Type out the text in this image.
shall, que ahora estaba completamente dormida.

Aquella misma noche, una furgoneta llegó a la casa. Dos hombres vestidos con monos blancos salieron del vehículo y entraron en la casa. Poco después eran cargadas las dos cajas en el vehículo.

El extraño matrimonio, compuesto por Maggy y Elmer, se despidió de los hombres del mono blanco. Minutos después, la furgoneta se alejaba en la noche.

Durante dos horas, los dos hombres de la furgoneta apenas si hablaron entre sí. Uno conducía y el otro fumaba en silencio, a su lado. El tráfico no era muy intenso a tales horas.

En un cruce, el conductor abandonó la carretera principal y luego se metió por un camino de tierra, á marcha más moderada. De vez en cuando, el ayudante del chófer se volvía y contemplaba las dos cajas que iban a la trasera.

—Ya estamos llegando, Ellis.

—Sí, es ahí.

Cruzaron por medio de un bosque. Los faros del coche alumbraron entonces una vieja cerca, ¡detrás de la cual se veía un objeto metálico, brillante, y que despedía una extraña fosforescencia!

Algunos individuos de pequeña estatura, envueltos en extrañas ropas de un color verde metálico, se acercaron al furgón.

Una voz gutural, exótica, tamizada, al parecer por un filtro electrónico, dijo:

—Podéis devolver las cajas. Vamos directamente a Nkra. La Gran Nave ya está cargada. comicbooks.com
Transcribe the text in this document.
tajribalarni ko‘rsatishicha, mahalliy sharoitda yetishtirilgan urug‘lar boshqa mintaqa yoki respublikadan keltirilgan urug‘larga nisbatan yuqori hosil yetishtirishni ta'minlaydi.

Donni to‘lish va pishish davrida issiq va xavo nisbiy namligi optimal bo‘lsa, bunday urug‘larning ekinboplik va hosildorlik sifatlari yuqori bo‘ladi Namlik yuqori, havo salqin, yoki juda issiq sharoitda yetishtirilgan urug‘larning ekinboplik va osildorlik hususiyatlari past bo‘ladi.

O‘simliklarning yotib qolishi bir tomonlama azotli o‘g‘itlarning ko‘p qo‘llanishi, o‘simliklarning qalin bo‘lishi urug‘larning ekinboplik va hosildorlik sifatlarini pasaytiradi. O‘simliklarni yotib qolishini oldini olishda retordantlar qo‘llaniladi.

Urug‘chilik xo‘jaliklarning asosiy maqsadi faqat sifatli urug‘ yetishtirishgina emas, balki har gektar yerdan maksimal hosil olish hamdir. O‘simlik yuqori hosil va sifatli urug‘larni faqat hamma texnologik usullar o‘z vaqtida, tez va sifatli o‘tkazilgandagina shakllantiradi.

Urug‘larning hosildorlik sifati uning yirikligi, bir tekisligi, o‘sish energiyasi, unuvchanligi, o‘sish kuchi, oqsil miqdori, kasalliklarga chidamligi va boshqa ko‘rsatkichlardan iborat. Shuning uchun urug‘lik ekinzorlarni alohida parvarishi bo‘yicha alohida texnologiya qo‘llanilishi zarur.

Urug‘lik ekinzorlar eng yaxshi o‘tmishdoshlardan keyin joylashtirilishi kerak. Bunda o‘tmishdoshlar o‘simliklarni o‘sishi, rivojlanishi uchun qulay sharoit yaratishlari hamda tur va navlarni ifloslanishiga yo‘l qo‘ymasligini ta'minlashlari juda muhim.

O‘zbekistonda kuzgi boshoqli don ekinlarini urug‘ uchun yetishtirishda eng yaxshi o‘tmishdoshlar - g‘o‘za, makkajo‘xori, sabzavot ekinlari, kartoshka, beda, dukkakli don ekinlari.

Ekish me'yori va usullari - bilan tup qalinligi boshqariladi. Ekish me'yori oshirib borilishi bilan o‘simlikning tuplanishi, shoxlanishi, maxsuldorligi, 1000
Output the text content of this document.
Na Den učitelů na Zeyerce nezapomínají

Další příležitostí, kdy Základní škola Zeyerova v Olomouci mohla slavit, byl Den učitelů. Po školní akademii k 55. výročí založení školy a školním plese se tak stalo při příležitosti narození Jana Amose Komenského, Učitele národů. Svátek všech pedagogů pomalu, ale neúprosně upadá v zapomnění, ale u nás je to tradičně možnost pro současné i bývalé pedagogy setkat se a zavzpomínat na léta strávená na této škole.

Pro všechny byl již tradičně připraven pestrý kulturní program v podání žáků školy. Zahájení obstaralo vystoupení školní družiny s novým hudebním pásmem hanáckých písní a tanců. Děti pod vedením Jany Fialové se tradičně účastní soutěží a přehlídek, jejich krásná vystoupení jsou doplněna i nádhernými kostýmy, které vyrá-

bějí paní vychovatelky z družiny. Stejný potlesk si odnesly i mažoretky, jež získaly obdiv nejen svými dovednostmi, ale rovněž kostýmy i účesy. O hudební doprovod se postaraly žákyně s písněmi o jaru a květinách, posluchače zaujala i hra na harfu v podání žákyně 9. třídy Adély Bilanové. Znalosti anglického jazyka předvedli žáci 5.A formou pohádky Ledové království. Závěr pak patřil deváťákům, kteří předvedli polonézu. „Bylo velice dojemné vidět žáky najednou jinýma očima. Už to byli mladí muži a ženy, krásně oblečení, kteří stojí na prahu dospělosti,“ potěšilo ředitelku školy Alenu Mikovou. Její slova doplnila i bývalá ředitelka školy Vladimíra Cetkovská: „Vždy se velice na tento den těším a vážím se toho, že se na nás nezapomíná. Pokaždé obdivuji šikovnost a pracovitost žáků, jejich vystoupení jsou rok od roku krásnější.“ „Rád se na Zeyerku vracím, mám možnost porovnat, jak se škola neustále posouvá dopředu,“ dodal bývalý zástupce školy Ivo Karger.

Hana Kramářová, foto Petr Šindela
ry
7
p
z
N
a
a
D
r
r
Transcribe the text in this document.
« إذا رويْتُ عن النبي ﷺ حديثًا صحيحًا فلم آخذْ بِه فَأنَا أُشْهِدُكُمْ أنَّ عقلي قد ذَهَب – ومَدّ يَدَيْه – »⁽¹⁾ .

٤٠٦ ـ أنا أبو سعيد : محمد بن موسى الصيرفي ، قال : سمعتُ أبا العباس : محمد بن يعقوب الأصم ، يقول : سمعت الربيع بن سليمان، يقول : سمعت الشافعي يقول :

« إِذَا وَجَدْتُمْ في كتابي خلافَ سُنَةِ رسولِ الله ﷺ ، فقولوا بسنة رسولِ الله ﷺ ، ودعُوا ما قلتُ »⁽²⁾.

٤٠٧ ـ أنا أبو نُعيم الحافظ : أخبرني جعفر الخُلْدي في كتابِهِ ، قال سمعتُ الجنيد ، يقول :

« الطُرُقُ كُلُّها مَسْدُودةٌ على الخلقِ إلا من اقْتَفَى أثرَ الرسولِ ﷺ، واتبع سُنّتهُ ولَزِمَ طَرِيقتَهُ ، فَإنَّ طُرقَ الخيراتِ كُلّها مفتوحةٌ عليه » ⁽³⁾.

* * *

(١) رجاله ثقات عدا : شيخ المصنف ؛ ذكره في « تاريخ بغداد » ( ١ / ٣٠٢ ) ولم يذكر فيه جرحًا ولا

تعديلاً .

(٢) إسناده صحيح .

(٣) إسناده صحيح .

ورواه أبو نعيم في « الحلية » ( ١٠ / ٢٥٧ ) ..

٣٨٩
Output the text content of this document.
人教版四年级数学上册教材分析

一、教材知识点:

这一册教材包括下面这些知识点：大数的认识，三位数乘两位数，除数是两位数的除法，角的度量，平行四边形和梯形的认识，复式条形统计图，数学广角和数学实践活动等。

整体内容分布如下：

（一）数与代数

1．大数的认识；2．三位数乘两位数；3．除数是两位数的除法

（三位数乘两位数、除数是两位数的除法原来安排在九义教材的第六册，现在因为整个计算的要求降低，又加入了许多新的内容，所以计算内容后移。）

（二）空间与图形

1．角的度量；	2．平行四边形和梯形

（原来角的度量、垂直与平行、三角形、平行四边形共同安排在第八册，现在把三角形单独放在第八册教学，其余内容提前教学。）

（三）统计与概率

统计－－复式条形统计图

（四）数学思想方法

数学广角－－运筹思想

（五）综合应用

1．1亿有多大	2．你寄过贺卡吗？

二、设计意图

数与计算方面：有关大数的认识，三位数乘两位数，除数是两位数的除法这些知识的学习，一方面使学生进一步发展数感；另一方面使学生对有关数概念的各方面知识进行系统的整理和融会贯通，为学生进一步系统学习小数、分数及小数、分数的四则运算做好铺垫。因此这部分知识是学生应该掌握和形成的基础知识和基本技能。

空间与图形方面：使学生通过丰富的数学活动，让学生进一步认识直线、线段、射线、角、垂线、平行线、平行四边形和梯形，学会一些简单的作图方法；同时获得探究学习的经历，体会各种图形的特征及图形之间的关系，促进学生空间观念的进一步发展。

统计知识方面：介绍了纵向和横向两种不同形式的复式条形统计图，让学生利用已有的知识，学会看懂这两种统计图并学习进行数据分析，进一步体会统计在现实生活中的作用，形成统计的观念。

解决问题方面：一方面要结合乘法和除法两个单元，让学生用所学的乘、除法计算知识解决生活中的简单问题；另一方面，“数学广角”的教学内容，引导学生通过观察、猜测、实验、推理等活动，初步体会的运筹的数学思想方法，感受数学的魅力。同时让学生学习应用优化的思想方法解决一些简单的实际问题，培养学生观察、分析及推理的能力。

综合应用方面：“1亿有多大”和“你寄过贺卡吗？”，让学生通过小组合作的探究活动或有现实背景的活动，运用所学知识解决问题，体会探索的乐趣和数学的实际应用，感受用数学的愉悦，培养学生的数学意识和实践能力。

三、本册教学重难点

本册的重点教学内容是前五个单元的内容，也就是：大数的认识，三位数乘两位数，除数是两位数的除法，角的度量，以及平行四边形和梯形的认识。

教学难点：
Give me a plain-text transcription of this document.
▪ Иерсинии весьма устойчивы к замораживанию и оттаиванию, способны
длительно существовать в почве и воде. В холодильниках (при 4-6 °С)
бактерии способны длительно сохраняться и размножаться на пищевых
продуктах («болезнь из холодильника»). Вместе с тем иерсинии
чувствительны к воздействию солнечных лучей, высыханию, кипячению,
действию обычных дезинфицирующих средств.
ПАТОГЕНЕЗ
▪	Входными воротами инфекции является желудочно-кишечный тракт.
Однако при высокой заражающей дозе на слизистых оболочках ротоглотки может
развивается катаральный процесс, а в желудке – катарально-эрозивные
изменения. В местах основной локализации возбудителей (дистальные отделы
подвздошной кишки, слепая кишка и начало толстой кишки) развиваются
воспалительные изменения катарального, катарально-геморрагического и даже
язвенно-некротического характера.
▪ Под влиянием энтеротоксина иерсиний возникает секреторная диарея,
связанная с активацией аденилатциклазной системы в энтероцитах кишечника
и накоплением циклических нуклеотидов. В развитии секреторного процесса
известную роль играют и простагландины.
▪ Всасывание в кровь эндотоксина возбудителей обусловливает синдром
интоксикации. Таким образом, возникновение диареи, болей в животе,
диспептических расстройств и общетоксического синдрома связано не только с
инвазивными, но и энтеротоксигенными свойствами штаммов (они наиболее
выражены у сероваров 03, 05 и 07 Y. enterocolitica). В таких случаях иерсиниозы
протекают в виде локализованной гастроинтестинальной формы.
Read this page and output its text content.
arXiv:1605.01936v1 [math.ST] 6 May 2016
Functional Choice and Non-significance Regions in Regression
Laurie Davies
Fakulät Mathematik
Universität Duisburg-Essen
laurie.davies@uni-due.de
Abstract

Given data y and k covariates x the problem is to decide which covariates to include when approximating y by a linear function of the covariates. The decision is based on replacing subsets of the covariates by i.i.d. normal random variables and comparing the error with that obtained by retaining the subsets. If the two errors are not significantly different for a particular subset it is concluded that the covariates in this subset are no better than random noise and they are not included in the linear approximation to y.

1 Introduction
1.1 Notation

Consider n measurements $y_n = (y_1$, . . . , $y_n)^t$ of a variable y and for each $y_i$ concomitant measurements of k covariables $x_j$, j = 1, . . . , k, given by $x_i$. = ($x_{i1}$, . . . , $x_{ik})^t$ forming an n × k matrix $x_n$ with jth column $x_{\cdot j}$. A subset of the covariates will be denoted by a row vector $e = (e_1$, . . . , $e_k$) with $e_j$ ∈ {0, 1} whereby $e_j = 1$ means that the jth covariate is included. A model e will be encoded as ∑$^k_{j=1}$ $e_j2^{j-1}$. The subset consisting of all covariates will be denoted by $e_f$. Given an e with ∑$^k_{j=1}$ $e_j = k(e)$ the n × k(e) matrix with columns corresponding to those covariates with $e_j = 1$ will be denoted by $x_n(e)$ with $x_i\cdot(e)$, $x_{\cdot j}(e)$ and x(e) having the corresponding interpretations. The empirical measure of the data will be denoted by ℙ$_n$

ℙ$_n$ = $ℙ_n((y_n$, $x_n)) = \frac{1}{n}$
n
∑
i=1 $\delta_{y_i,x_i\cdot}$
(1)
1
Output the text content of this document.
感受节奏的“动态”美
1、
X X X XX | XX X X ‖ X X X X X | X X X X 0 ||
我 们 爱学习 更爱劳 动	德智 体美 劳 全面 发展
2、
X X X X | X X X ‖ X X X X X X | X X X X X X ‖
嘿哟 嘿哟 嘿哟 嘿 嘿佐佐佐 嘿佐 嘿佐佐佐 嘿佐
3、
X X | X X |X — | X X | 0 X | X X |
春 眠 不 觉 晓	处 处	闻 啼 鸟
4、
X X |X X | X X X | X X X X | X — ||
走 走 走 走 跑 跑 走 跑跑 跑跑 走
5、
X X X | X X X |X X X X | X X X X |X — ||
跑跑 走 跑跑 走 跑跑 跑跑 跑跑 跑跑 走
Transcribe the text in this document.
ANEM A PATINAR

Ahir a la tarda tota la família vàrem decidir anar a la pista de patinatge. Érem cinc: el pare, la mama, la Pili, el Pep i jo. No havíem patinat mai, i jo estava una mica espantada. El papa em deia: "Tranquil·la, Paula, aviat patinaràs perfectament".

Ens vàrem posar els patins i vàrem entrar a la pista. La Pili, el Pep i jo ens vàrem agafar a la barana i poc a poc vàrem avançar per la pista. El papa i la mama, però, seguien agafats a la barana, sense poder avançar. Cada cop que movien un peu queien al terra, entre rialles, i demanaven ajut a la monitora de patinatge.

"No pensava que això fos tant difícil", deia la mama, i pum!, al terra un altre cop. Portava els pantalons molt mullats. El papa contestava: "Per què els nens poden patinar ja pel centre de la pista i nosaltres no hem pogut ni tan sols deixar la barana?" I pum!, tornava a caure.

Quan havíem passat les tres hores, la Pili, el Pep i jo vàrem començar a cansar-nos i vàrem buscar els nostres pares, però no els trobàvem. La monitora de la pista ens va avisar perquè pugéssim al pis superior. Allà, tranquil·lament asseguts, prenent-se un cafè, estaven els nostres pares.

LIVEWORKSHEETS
————————
Copy each line above that contains the word "hosildorlik".

(REPLY)
Donni to‘lish va pishish davrida issiq va xavo nisbiy namligi optimal bo‘lsa, bunday urug‘larning ekinboplik va hosildorlik sifatlari yuqori bo‘ladi Namlik yuqori, havo salqin, yoki juda issiq sharoitda yetishtirilgan urug‘larning ekinboplik va osildorlik hususiyatlari past bo‘ladi.
O‘simliklarning yotib qolishi bir tomonlama azotli o‘g‘itlarning ko‘p qo‘llanishi, o‘simliklarning qalin bo‘lishi urug‘larning ekinboplik va hosildorlik sifatlarini pasaytiradi. O‘simliklarni yotib qolishini oldini olishda retordantlar qo‘llaniladi.
Urug‘larning hosildorlik sifati uning yirikligi, bir tekisligi, o‘sish energiyasi, unuvchanligi, o‘sish kuchi, oqsil miqdori, kasalliklarga chidamligi va boshqa ko‘rsatkichlardan iborat. Shuning uchun urug‘lik ekinzorlarni alohida parvarishi bo‘yicha alohida texnologiya qo‘llanilishi zarur.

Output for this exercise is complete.